* [PROBLEM]:
Return a copy of every line in the records that includes the word "text".

* [DATA PROVIDED]:

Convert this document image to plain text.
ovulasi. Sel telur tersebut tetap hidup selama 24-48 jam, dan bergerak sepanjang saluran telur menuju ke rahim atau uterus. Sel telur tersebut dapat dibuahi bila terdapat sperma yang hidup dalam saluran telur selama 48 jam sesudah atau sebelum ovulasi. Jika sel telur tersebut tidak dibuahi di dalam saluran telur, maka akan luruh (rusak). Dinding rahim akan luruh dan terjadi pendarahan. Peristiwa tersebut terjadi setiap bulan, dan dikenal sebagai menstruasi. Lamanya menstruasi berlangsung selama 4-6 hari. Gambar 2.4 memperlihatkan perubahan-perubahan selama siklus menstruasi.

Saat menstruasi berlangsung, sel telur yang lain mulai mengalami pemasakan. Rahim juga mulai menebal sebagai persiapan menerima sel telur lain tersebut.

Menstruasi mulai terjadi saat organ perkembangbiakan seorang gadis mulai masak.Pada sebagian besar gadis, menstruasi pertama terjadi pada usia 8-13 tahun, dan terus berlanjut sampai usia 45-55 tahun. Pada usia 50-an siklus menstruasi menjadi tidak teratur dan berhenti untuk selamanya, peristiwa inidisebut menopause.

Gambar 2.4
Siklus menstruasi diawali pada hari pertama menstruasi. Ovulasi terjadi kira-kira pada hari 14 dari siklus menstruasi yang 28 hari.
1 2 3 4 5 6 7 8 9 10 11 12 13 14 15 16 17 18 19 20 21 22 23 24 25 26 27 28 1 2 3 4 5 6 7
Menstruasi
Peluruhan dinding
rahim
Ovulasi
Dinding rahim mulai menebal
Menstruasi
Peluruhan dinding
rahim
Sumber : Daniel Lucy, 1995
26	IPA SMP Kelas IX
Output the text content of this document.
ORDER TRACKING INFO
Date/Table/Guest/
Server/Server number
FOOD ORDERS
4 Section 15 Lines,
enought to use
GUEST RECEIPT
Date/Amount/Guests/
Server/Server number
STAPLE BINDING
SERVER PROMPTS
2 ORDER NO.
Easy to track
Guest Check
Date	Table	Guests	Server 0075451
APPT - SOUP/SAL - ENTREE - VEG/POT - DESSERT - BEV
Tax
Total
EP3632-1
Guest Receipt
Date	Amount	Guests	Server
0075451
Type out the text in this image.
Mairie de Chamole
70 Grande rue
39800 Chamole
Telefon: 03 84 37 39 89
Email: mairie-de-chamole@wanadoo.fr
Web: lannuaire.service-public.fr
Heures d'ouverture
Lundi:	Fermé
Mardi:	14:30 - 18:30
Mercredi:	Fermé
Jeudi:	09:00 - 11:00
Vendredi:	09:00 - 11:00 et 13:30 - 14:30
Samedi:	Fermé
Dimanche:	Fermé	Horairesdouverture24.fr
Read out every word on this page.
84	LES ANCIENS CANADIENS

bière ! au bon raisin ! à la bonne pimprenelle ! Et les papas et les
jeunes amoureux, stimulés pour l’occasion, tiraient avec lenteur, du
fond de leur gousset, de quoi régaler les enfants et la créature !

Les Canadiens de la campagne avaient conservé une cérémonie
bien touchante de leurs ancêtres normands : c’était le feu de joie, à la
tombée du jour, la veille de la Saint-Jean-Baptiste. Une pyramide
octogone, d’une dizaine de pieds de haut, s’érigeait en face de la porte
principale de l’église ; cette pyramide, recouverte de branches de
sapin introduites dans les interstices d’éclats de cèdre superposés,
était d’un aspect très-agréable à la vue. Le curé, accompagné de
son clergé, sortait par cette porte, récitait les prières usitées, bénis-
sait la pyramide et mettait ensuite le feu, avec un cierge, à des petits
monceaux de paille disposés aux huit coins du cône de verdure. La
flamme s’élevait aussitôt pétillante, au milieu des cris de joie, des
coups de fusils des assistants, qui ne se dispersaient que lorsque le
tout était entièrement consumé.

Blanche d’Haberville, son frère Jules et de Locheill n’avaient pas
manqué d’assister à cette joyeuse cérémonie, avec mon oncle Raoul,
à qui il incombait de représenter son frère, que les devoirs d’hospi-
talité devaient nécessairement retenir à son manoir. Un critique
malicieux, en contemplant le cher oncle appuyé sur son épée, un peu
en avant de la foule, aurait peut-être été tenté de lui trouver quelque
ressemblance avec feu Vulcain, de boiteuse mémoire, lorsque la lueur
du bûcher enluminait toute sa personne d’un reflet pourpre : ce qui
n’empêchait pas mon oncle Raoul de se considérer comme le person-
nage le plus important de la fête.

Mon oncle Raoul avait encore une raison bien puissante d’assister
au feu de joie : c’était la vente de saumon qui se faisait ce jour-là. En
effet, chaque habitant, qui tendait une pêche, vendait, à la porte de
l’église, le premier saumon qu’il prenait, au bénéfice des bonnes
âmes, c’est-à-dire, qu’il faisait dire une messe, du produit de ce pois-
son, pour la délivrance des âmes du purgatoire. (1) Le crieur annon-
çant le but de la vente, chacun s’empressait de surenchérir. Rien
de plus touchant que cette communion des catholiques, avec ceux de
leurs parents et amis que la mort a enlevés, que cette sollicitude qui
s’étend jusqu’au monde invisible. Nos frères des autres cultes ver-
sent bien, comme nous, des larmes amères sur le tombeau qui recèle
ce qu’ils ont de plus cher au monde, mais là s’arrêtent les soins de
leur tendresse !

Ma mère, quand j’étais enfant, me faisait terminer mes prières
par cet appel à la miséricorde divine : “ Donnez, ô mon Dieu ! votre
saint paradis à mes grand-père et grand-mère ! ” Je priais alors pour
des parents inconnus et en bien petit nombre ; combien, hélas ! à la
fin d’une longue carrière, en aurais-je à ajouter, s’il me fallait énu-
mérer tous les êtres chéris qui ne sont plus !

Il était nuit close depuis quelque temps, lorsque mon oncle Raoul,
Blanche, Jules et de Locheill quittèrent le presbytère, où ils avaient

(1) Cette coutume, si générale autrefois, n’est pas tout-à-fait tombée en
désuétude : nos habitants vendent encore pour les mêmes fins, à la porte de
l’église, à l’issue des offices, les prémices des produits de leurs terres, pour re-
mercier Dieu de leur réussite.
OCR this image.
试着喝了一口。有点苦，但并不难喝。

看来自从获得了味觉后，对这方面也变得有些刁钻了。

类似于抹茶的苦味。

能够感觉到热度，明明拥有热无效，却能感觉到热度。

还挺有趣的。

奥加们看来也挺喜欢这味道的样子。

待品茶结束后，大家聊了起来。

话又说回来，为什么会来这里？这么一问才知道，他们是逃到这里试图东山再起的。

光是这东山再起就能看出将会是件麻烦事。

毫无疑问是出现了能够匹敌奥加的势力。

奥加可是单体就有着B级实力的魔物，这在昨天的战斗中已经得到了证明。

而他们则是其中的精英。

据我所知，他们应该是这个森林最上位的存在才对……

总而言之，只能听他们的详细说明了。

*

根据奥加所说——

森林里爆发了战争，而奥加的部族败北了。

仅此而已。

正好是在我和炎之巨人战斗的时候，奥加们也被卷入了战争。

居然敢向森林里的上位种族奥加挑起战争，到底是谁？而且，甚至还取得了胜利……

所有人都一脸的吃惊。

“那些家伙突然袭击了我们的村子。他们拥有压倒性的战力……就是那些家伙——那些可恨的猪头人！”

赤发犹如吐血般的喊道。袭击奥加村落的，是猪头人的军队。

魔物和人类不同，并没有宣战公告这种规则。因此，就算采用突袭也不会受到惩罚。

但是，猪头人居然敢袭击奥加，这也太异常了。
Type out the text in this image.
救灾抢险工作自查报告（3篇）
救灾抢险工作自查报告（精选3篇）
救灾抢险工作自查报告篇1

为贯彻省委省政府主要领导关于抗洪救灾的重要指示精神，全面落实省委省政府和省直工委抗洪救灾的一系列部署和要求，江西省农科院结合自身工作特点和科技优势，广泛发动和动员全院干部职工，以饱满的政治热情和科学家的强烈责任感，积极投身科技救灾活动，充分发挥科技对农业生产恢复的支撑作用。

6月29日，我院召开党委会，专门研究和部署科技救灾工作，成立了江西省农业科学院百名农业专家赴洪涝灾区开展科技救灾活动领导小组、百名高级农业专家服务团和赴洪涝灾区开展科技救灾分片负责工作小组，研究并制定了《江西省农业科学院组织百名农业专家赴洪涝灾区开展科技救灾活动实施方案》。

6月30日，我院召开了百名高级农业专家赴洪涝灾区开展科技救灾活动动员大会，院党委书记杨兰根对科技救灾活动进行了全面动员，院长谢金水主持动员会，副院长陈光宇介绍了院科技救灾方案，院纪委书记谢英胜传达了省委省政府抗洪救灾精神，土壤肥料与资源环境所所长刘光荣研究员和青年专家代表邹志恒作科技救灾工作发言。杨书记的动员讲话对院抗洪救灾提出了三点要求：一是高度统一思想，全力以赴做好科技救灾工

* [PROBLEM SOLUTION]:
Convert this document image to plain text.
Output the text content of this document.
Type out the text in this image.
Type out the text in this image.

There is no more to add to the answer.